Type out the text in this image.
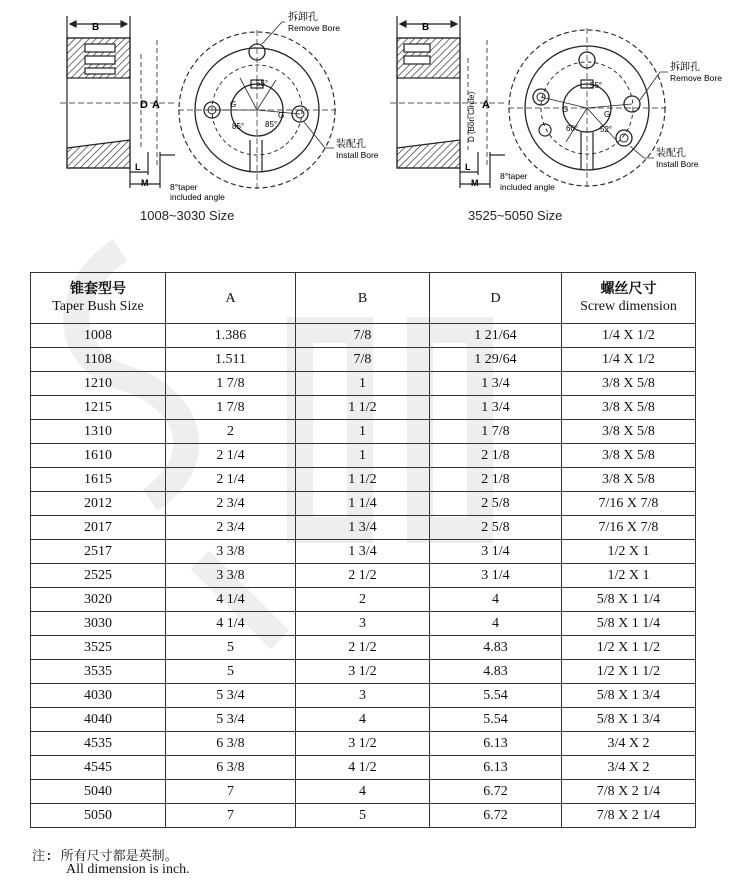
B
D A
L
M	8°taper
included angle
55°
85°	85°
G
G
拆卸孔
Remove Bore
装配孔
Install Bore
B
D (Bon Circle) A
L
M
8°taper
included angle
55°
60°	52°
G
G
拆卸孔
Remove Bore
装配孔
Install Bore
1008~3030 Size	3525~5050 Size
锥套型号
Taper Bush Size	A	B	D	螺丝尺寸
Screw dimension

1008	1.386	7/8	1 21/64	1/4 X 1/2
1108	1.511	7/8	1 29/64	1/4 X 1/2
1210	1 7/8	1	1 3/4	3/8 X 5/8
1215	1 7/8	1 1/2	1 3/4	3/8 X 5/8
1310	2	1	1 7/8	3/8 X 5/8
1610	2 1/4	1	2 1/8	3/8 X 5/8
1615	2 1/4	1 1/2	2 1/8	3/8 X 5/8
2012	2 3/4	1 1/4	2 5/8	7/16 X 7/8
2017	2 3/4	1 3/4	2 5/8	7/16 X 7/8
2517	3 3/8	1 3/4	3 1/4	1/2 X 1
2525	3 3/8	2 1/2	3 1/4	1/2 X 1
3020	4 1/4	2	4	5/8 X 1 1/4
3030	4 1/4	3	4	5/8 X 1 1/4
3525	5	2 1/2	4.83	1/2 X 1 1/2
3535	5	3 1/2	4.83	1/2 X 1 1/2
4030	5 3/4	3	5.54	5/8 X 1 3/4
4040	5 3/4	4	5.54	5/8 X 1 3/4
4535	6 3/8	3 1/2	6.13	3/4 X 2
4545	6 3/8	4 1/2	6.13	3/4 X 2
5040	7	4	6.72	7/8 X 2 1/4
5050	7	5	6.72	7/8 X 2 1/4
注: 所有尺寸都是英制。
All dimension is inch.
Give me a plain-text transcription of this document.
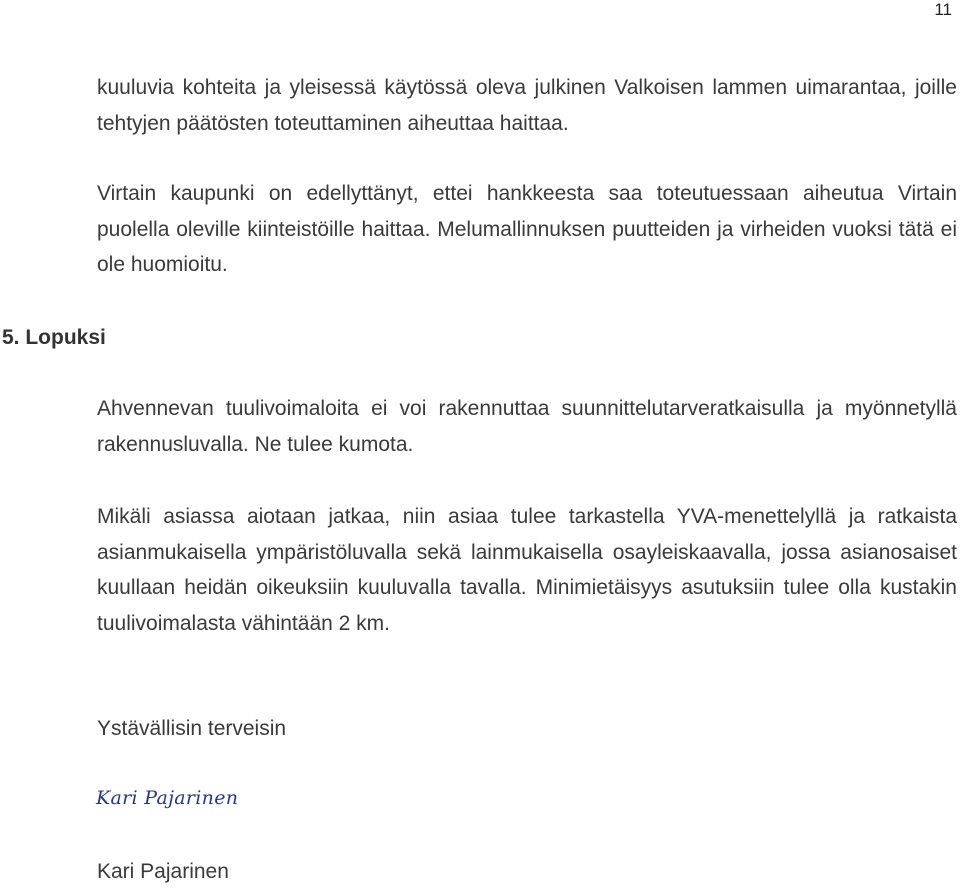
11

kuuluvia kohteita ja yleisessä käytössä oleva julkinen Valkoisen lammen uimarantaa, joille tehtyjen päätösten toteuttaminen aiheuttaa haittaa.

Virtain kaupunki on edellyttänyt, ettei hankkeesta saa toteutuessaan aiheutua Virtain puolella oleville kiinteistöille haittaa. Melumallinnuksen puutteiden ja virheiden vuoksi tätä ei ole huomioitu.

5. Lopuksi

Ahvennevan tuulivoimaloita ei voi rakennuttaa suunnittelutarveratkaisulla ja myönnetyllä rakennusluvalla. Ne tulee kumota.

Mikäli asiassa aiotaan jatkaa, niin asiaa tulee tarkastella YVA-menettelyllä ja ratkaista asianmukaisella ympäristöluvalla sekä lainmukaisella osayleiskaavalla, jossa asianosaiset kuullaan heidän oikeuksiin kuuluvalla tavalla. Minimietäisyys asutuksiin tulee olla kustakin tuulivoimalasta vähintään 2 km.

Ystävällisin terveisin

Kari Pajarinen

Kari Pajarinen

**WHAT IS NEEDED**
Beginning at the line with "Give me a plain-text" and ending at the last line of the listing above, retype each line exactly, including those two lines. Leave the pictures out.

**REPLY TO THE EXERCISE**
Give me a plain-text transcription of this document.
11

kuuluvia kohteita ja yleisessä käytössä oleva julkinen Valkoisen lammen uimarantaa, joille tehtyjen päätösten toteuttaminen aiheuttaa haittaa.

Virtain kaupunki on edellyttänyt, ettei hankkeesta saa toteutuessaan aiheutua Virtain puolella oleville kiinteistöille haittaa. Melumallinnuksen puutteiden ja virheiden vuoksi tätä ei ole huomioitu.

5. Lopuksi

Ahvennevan tuulivoimaloita ei voi rakennuttaa suunnittelutarveratkaisulla ja myönnetyllä rakennusluvalla. Ne tulee kumota.

Mikäli asiassa aiotaan jatkaa, niin asiaa tulee tarkastella YVA-menettelyllä ja ratkaista asianmukaisella ympäristöluvalla sekä lainmukaisella osayleiskaavalla, jossa asianosaiset kuullaan heidän oikeuksiin kuuluvalla tavalla. Minimietäisyys asutuksiin tulee olla kustakin tuulivoimalasta vähintään 2 km.

Ystävällisin terveisin

Kari Pajarinen

Kari Pajarinen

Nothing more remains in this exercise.